Part of a data file
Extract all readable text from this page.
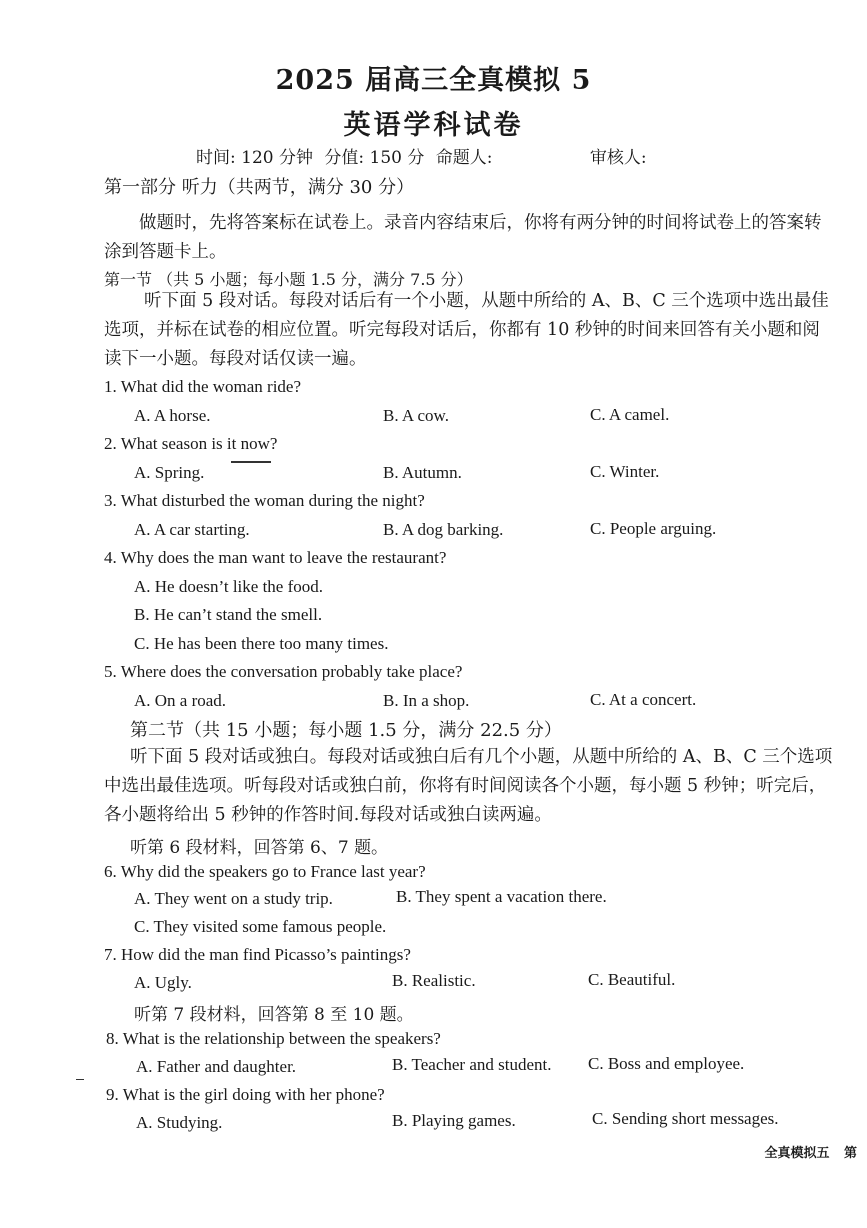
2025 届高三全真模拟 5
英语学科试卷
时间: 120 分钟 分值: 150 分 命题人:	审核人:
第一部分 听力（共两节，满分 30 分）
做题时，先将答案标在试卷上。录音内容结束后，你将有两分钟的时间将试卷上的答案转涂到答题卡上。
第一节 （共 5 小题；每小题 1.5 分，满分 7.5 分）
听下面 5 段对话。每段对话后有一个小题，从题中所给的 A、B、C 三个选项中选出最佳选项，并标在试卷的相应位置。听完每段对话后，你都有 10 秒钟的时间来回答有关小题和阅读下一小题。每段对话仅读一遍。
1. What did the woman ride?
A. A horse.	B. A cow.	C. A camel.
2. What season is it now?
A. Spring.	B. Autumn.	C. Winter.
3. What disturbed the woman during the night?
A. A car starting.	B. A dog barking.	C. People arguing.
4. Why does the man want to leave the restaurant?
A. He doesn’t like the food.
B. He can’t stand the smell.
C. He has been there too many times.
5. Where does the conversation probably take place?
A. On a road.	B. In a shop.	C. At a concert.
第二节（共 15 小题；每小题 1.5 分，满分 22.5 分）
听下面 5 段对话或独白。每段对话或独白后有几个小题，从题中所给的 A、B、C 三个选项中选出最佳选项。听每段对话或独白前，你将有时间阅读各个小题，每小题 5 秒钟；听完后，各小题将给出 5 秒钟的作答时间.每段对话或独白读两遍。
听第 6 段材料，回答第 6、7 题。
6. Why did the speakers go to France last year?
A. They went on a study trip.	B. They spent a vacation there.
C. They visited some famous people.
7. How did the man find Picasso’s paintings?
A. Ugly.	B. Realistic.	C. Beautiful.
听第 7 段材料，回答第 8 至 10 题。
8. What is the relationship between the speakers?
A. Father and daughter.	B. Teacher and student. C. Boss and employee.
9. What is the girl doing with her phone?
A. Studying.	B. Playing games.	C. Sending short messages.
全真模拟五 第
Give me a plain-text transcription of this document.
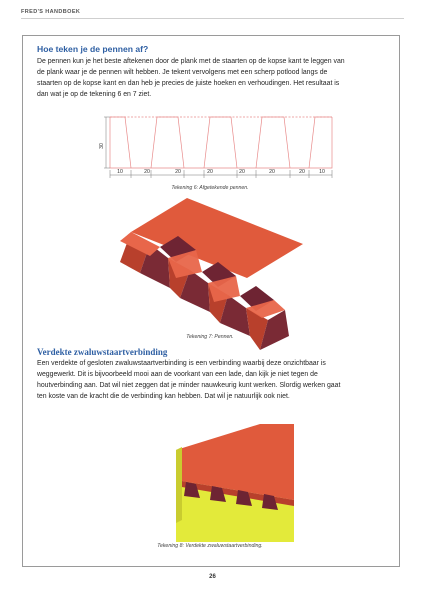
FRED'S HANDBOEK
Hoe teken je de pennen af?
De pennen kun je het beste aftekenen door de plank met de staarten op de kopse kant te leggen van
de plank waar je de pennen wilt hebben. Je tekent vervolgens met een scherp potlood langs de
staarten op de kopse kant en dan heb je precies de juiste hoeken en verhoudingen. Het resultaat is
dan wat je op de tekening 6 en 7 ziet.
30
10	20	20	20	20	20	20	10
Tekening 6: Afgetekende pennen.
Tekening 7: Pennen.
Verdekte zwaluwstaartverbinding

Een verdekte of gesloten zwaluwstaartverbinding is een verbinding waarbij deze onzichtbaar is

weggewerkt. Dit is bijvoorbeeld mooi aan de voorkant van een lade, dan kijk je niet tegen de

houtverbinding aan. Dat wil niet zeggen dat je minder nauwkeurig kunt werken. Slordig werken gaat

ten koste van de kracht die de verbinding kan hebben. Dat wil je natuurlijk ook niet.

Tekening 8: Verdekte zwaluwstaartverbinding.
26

* Written problem *
Retype the records above exactly, starting at the line that contains "Give me a plain-text" and going through the last line, and leave out any pictures.

* Full response *
Give me a plain-text transcription of this document.
FRED'S HANDBOEK
Hoe teken je de pennen af?
De pennen kun je het beste aftekenen door de plank met de staarten op de kopse kant te leggen van
de plank waar je de pennen wilt hebben. Je tekent vervolgens met een scherp potlood langs de
staarten op de kopse kant en dan heb je precies de juiste hoeken en verhoudingen. Het resultaat is
dan wat je op de tekening 6 en 7 ziet.
30
10	20	20	20	20	20	20	10
Tekening 6: Afgetekende pennen.
Tekening 7: Pennen.
Verdekte zwaluwstaartverbinding

Een verdekte of gesloten zwaluwstaartverbinding is een verbinding waarbij deze onzichtbaar is

weggewerkt. Dit is bijvoorbeeld mooi aan de voorkant van een lade, dan kijk je niet tegen de

houtverbinding aan. Dat wil niet zeggen dat je minder nauwkeurig kunt werken. Slordig werken gaat

ten koste van de kracht die de verbinding kan hebben. Dat wil je natuurlijk ook niet.

Tekening 8: Verdekte zwaluwstaartverbinding.
26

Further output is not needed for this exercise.